■ ABOUT THIS EXERCISE ■
Each line below with the string "median" should be copied.

[[ PROVIDED DATA, beginning ]]

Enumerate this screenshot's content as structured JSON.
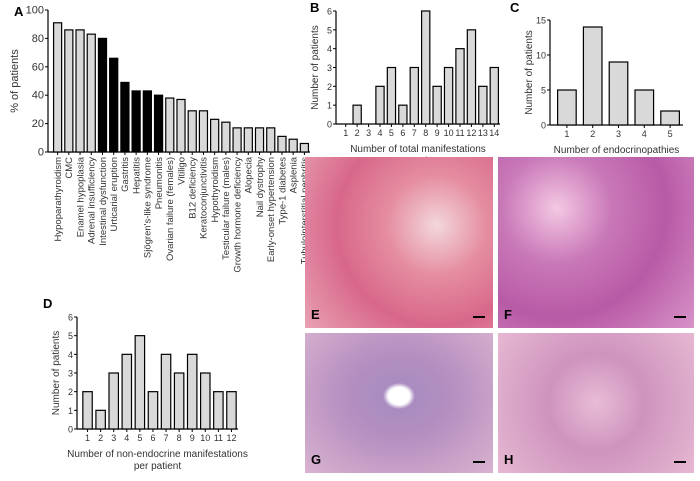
{
  "panels": {
    "A": "A",
    "B": "B",
    "C": "C",
    "D": "D",
    "E": "E",
    "F": "F",
    "G": "G",
    "H": "H"
  },
  "colors": {
    "bar_light": "#d9d9d9",
    "bar_dark": "#000000"
  },
  "chart_data": [
    {
      "id": "A",
      "type": "bar",
      "ylabel": "% of patients",
      "xlabel": "",
      "ylim": [
        0,
        100
      ],
      "yticks": [
        0,
        20,
        40,
        60,
        80,
        100
      ],
      "categories": [
        "Hypoparathyroidism",
        "CMC",
        "Enamel hypoplasia",
        "Adrenal insufficiency",
        "Intestinal dysfunction",
        "Urticarial eruption",
        "Gastritis",
        "Hepatitis",
        "Sjögren's-like syndrome",
        "Pneumonitis",
        "Ovarian failure (females)",
        "Vitiligo",
        "B12 deficiency",
        "Keratoconjunctivitis",
        "Hypothyroidism",
        "Testicular failure (males)",
        "Growth hormone deficiency",
        "Alopecia",
        "Nail dystrophy",
        "Early-onset hypertension",
        "Type-1 diabetes",
        "Asplenia",
        "Tubulointerstitial nephritis"
      ],
      "values": [
        91,
        86,
        86,
        83,
        80,
        66,
        49,
        43,
        43,
        40,
        38,
        37,
        29,
        29,
        23,
        21,
        17,
        17,
        17,
        17,
        11,
        9,
        6
      ],
      "highlighted": [
        false,
        false,
        false,
        false,
        true,
        true,
        true,
        true,
        true,
        true,
        false,
        false,
        false,
        false,
        false,
        false,
        false,
        false,
        false,
        false,
        false,
        false,
        false
      ]
    },
    {
      "id": "B",
      "type": "bar",
      "ylabel": "Number of patients",
      "xlabel": "Number of total manifestations per patient",
      "ylim": [
        0,
        6
      ],
      "yticks": [
        0,
        1,
        2,
        3,
        4,
        5,
        6
      ],
      "categories": [
        "1",
        "2",
        "3",
        "4",
        "5",
        "6",
        "7",
        "8",
        "9",
        "10",
        "11",
        "12",
        "13",
        "14"
      ],
      "values": [
        0,
        1,
        0,
        2,
        3,
        1,
        3,
        6,
        2,
        3,
        4,
        5,
        2,
        3
      ]
    },
    {
      "id": "C",
      "type": "bar",
      "ylabel": "Number of patients",
      "xlabel": "Number of endocrinopathies per patient",
      "ylim": [
        0,
        15
      ],
      "yticks": [
        0,
        5,
        10,
        15
      ],
      "categories": [
        "1",
        "2",
        "3",
        "4",
        "5"
      ],
      "values": [
        5,
        14,
        9,
        5,
        2
      ]
    },
    {
      "id": "D",
      "type": "bar",
      "ylabel": "Number of patients",
      "xlabel": "Number of non-endocrine manifestations per patient",
      "ylim": [
        0,
        6
      ],
      "yticks": [
        0,
        1,
        2,
        3,
        4,
        5,
        6
      ],
      "categories": [
        "1",
        "2",
        "3",
        "4",
        "5",
        "6",
        "7",
        "8",
        "9",
        "10",
        "11",
        "12"
      ],
      "values": [
        2,
        1,
        3,
        4,
        5,
        2,
        4,
        3,
        4,
        3,
        2,
        2
      ]
    }
  ]
}
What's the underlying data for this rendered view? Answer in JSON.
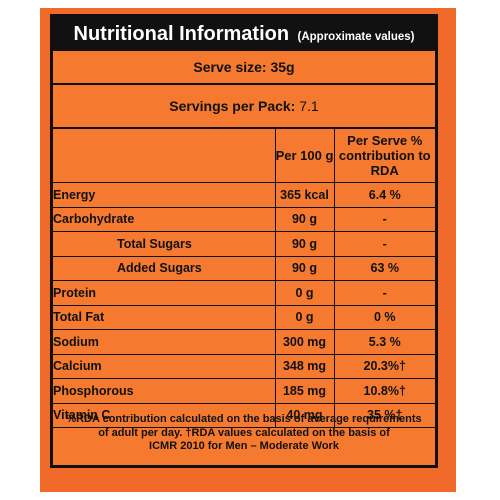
{
  "header": {
    "title": "Nutritional Information",
    "subtitle": "(Approximate values)"
  },
  "serve_size": "Serve size: 35g",
  "servings_per_pack": {
    "label": "Servings per Pack:",
    "value": "7.1"
  },
  "table": {
    "columns": [
      "",
      "Per 100 g",
      "Per Serve % contribution to RDA"
    ],
    "rows": [
      {
        "name": "Energy",
        "per100g": "365 kcal",
        "rda": "6.4 %"
      },
      {
        "name": "Carbohydrate",
        "per100g": "90 g",
        "rda": "-"
      },
      {
        "name": "Total Sugars",
        "per100g": "90 g",
        "rda": "-"
      },
      {
        "name": "Added Sugars",
        "per100g": "90 g",
        "rda": "63 %"
      },
      {
        "name": "Protein",
        "per100g": "0 g",
        "rda": "-"
      },
      {
        "name": "Total Fat",
        "per100g": "0 g",
        "rda": "0 %"
      },
      {
        "name": "Sodium",
        "per100g": "300 mg",
        "rda": "5.3 %"
      },
      {
        "name": "Calcium",
        "per100g": "348 mg",
        "rda": "20.3%†"
      },
      {
        "name": "Phosphorous",
        "per100g": "185 mg",
        "rda": "10.8%†"
      },
      {
        "name": "Vitamin C",
        "per100g": "40 mg",
        "rda": "35 %†"
      }
    ]
  },
  "footnote": [
    "%RDA contribution calculated on the basis of average requirements",
    "of adult per day. †RDA values calculated on the basis of",
    "ICMR 2010 for Men – Moderate Work"
  ],
  "colors": {
    "label_orange": "#f57a30",
    "background_orange": "#f26a2a",
    "title_bar": "#111111"
  }
}
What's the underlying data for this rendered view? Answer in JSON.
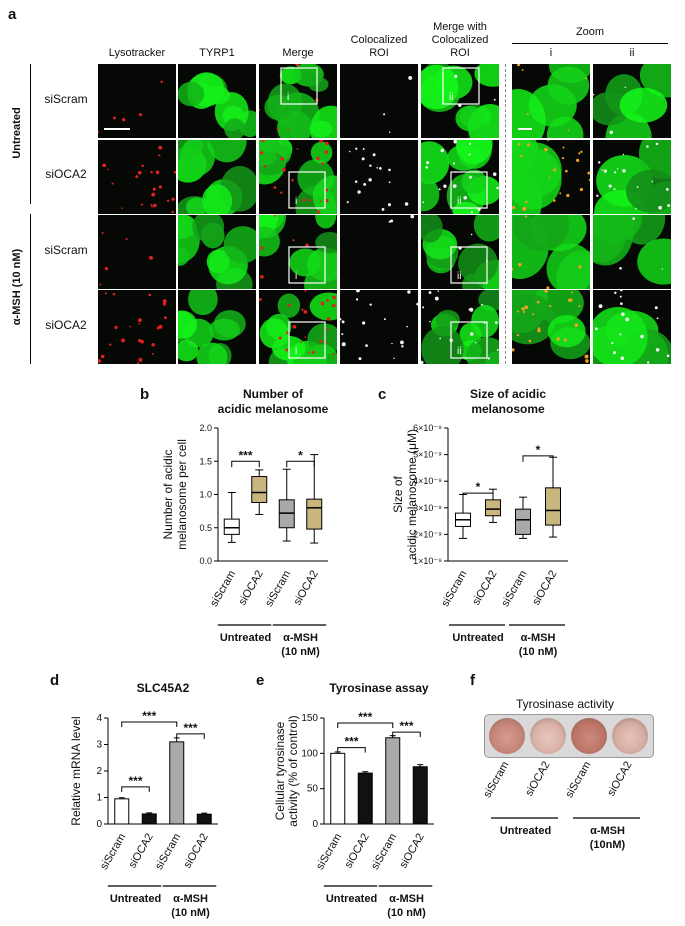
{
  "figure": {
    "panel_labels": [
      "a",
      "b",
      "c",
      "d",
      "e",
      "f"
    ],
    "panel_a": {
      "columns": [
        "Lysotracker",
        "TYRP1",
        "Merge",
        "Colocalized\nROI",
        "Merge with\nColocalized\nROI"
      ],
      "zoom_title": "Zoom",
      "zoom_cols": [
        "i",
        "ii"
      ],
      "rows": [
        "siScram",
        "siOCA2",
        "siScram",
        "siOCA2"
      ],
      "groups": [
        "Untreated",
        "α-MSH (10 nM)"
      ],
      "roi_labels": [
        "i",
        "ii"
      ]
    },
    "group_labels": {
      "untreated": "Untreated",
      "msh_line1": "α-MSH",
      "msh_line2": "(10 nM)",
      "msh_line2_f": "(10nM)"
    },
    "panel_f": {
      "title": "Tyrosinase activity",
      "categories": [
        "siScram",
        "siOCA2",
        "siScram",
        "siOCA2"
      ]
    }
  },
  "chart_data": [
    {
      "id": "b",
      "type": "box",
      "title": "Number of acidic melanosome",
      "title_lines": [
        "Number of",
        "acidic melanosome"
      ],
      "ylabel_lines": [
        "Number of acidic",
        "melanosome per cell"
      ],
      "categories": [
        "siScram",
        "siOCA2",
        "siScram",
        "siOCA2"
      ],
      "yticks": [
        "0.0",
        "0.5",
        "1.0",
        "1.5",
        "2.0"
      ],
      "ylim": [
        0,
        2.0
      ],
      "boxes": [
        {
          "min": 0.28,
          "q1": 0.4,
          "median": 0.5,
          "q3": 0.63,
          "max": 1.03,
          "color": "#ffffff"
        },
        {
          "min": 0.7,
          "q1": 0.88,
          "median": 1.03,
          "q3": 1.27,
          "max": 1.37,
          "color": "#c9b57e"
        },
        {
          "min": 0.3,
          "q1": 0.5,
          "median": 0.72,
          "q3": 0.92,
          "max": 1.38,
          "color": "#a9a9a9"
        },
        {
          "min": 0.27,
          "q1": 0.48,
          "median": 0.8,
          "q3": 0.93,
          "max": 1.6,
          "color": "#c9b57e"
        }
      ],
      "significance": [
        {
          "from": 0,
          "to": 1,
          "label": "***",
          "y": 1.5
        },
        {
          "from": 2,
          "to": 3,
          "label": "*",
          "y": 1.5
        }
      ]
    },
    {
      "id": "c",
      "type": "box",
      "title": "Size of acidic melanosome",
      "title_lines": [
        "Size of acidic",
        "melanosome"
      ],
      "ylabel_lines": [
        "Size of",
        "acidic melanosome (μM)"
      ],
      "categories": [
        "siScram",
        "siOCA2",
        "siScram",
        "siOCA2"
      ],
      "yticks": [
        "1×10⁻⁹",
        "2×10⁻⁹",
        "3×10⁻⁹",
        "4×10⁻⁹",
        "5×10⁻⁹",
        "6×10⁻⁹"
      ],
      "ylim": [
        1,
        6
      ],
      "y_unit_multiplier": "1e-9",
      "boxes": [
        {
          "min": 1.85,
          "q1": 2.3,
          "median": 2.55,
          "q3": 2.8,
          "max": 3.5,
          "color": "#ffffff"
        },
        {
          "min": 2.45,
          "q1": 2.7,
          "median": 2.95,
          "q3": 3.3,
          "max": 3.7,
          "color": "#c9b57e"
        },
        {
          "min": 1.85,
          "q1": 2.0,
          "median": 2.55,
          "q3": 2.95,
          "max": 3.4,
          "color": "#a9a9a9"
        },
        {
          "min": 1.9,
          "q1": 2.35,
          "median": 2.9,
          "q3": 3.75,
          "max": 4.9,
          "color": "#c9b57e"
        }
      ],
      "significance": [
        {
          "from": 0,
          "to": 1,
          "label": "*",
          "y": 3.55
        },
        {
          "from": 2,
          "to": 3,
          "label": "*",
          "y": 4.95
        }
      ]
    },
    {
      "id": "d",
      "type": "bar",
      "title": "SLC45A2",
      "ylabel": "Relative mRNA level",
      "categories": [
        "siScram",
        "siOCA2",
        "siScram",
        "siOCA2"
      ],
      "values": [
        0.95,
        0.38,
        3.1,
        0.37
      ],
      "errors": [
        0.04,
        0.04,
        0.15,
        0.04
      ],
      "colors": [
        "#ffffff",
        "#111111",
        "#aaaaaa",
        "#111111"
      ],
      "yticks": [
        "0",
        "1",
        "2",
        "3",
        "4"
      ],
      "ylim": [
        0,
        4
      ],
      "significance": [
        {
          "from": 0,
          "to": 1,
          "label": "***",
          "y": 1.4
        },
        {
          "from": 2,
          "to": 3,
          "label": "***",
          "y": 3.4
        },
        {
          "from": 0,
          "to": 2,
          "label": "***",
          "y": 3.85
        }
      ]
    },
    {
      "id": "e",
      "type": "bar",
      "title": "Tyrosinase assay",
      "ylabel_lines": [
        "Cellular tyrosinase",
        "activity (% of control)"
      ],
      "categories": [
        "siScram",
        "siOCA2",
        "siScram",
        "siOCA2"
      ],
      "values": [
        100,
        72,
        122,
        81
      ],
      "errors": [
        2,
        2,
        3,
        3
      ],
      "colors": [
        "#ffffff",
        "#111111",
        "#aaaaaa",
        "#111111"
      ],
      "yticks": [
        "0",
        "50",
        "100",
        "150"
      ],
      "ylim": [
        0,
        150
      ],
      "significance": [
        {
          "from": 0,
          "to": 1,
          "label": "***",
          "y": 108
        },
        {
          "from": 2,
          "to": 3,
          "label": "***",
          "y": 130
        },
        {
          "from": 0,
          "to": 2,
          "label": "***",
          "y": 143
        }
      ]
    }
  ]
}
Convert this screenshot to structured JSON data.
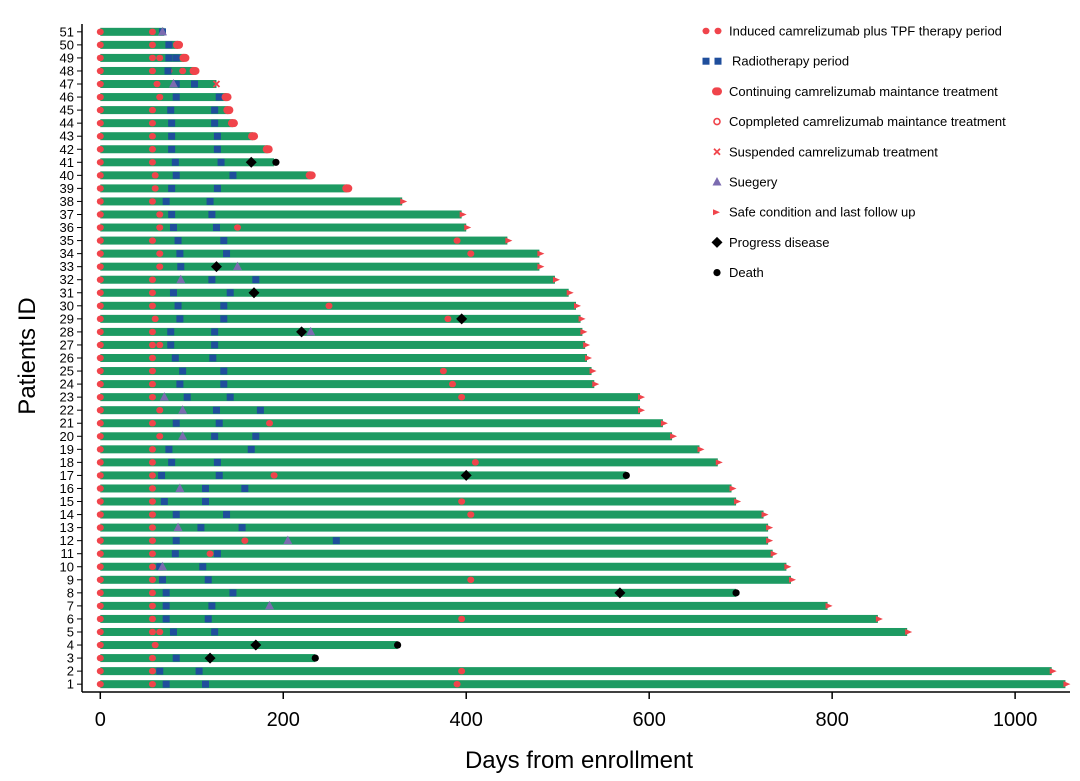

[[ PROVIDED DATA, end ]]

■ RESPONSE FOR THIS EXERCISE ■
          "median": 0.5,
          "median": 1.03,
          "median": 0.72,
          "median": 0.8,
          "median": 2.55,
          "median": 2.95,
          "median": 2.55,
          "median": 2.9,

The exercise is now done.